Post  HunterICX on Mon Mar 28, 2011 3:52 am

Found a couple of documentaries the other day around that you might find interesting study



The Muromachi period was a division of Japanese history running from approximately 1336 to 1573. The period marks the governance of the Muromachi or Ashikaga shogunate, which was officially established in 1336 by the first Muromachi shogun, Ashikaga Takauji. The period ended in 1573 when the 15th and last shogun, Ashikaga Yoshiaki, was driven out of the capital in Kyoto by Oda Nobunaga.

The early years from 1336 to 1392 of the Muromachi period are known as the Nanboku-chō or Northern and Southern Court period. The years from 1467 to the end of the Muromachi period are also known as the Sengoku period or Warring States period.

▶ What is asked:
Copy the Muromachi period post word for word, from "The Muromachi period was" up to and including "Warring States period.". The items after this point are separate material, unrelated to the Muromachi period post.

▶ Material provided:
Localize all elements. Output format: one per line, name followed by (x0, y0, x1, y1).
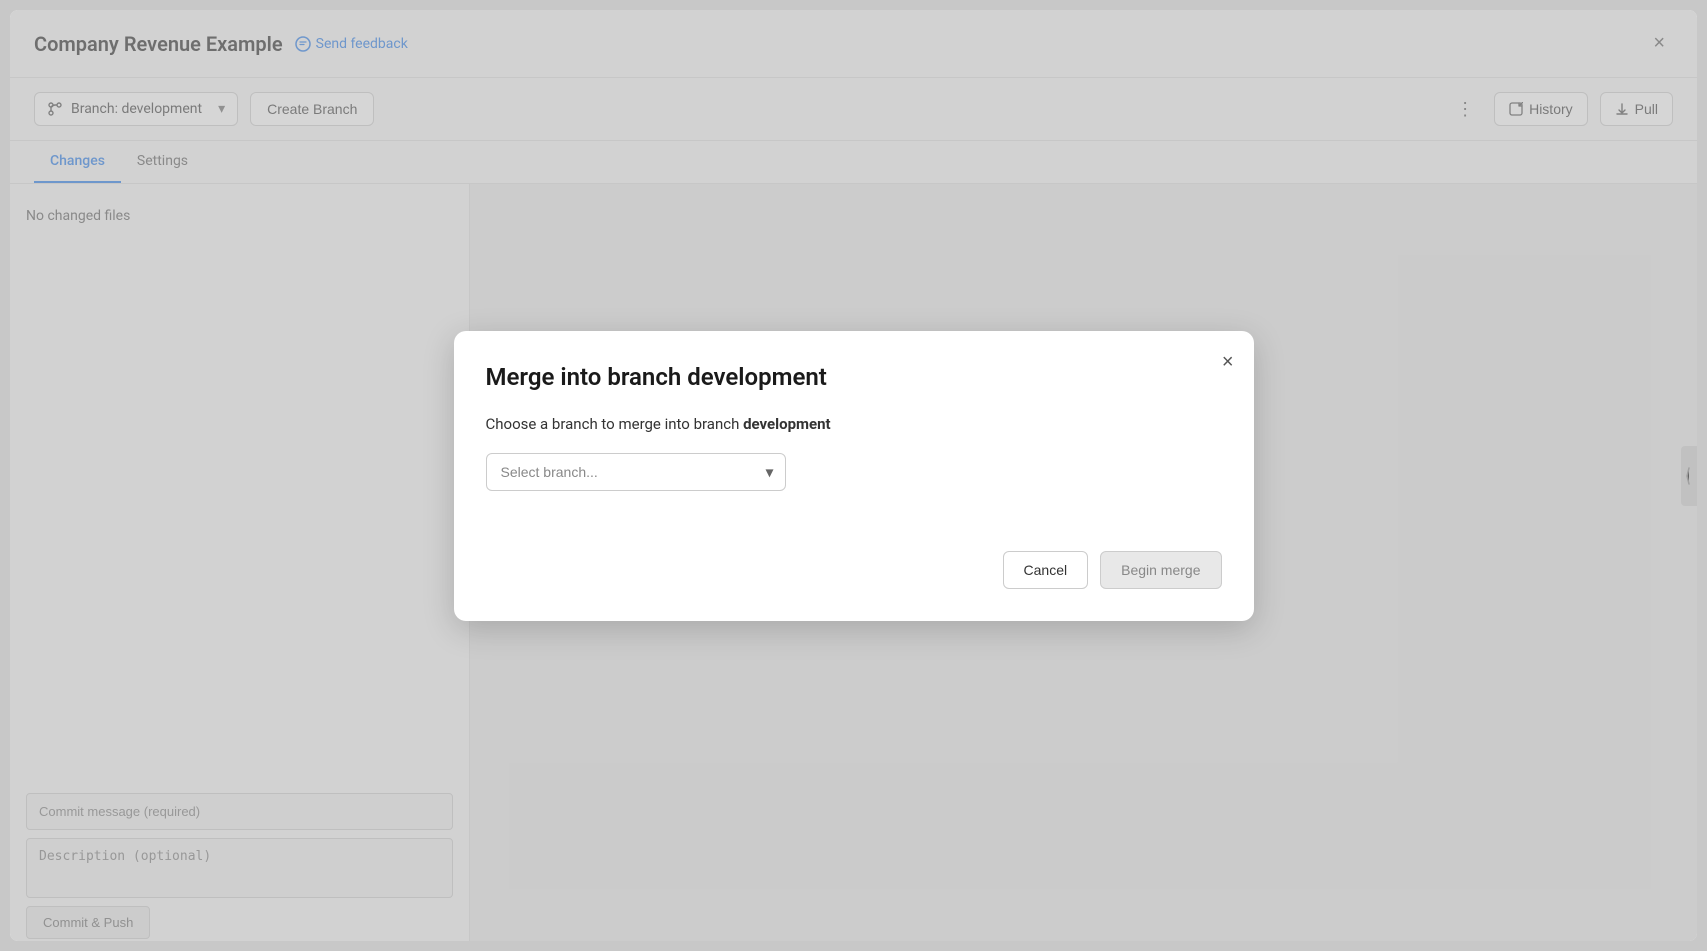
modal-overlay: × Merge into branch development Choose a… (10, 10, 1697, 941)
modal-branch-name: development (743, 415, 831, 433)
branch-select[interactable]: Select branch... (486, 453, 786, 491)
modal-description: Choose a branch to merge into branch dev… (486, 415, 1222, 433)
modal-close-button[interactable]: × (1222, 351, 1234, 374)
modal-title: Merge into branch development (486, 363, 1222, 391)
branch-select-wrapper: Select branch... ▾ (486, 453, 786, 491)
main-panel: Company Revenue Example Send feedback × … (10, 10, 1697, 941)
merge-modal: × Merge into branch development Choose a… (454, 331, 1254, 621)
modal-actions: Cancel Begin merge (486, 551, 1222, 589)
cancel-button[interactable]: Cancel (1003, 551, 1089, 589)
begin-merge-button[interactable]: Begin merge (1100, 551, 1221, 589)
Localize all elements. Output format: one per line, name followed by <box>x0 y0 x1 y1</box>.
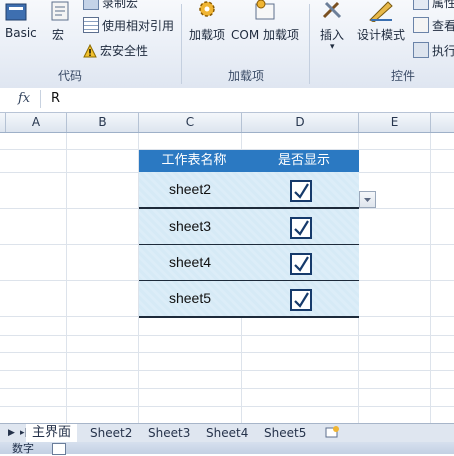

▶ The response:
The Muromachi period was a division of Japanese history running from approximately 1336 to 1573. The period marks the governance of the Muromachi or Ashikaga shogunate, which was officially established in 1336 by the first Muromachi shogun, Ashikaga Takauji. The period ended in 1573 when the 15th and last shogun, Ashikaga Yoshiaki, was driven out of the capital in Kyoto by Oda Nobunaga.

The early years from 1336 to 1392 of the Muromachi period are known as the Nanboku-chō or Northern and Southern Court period. The years from 1467 to the end of the Muromachi period are also known as the Sengoku period or Warring States period.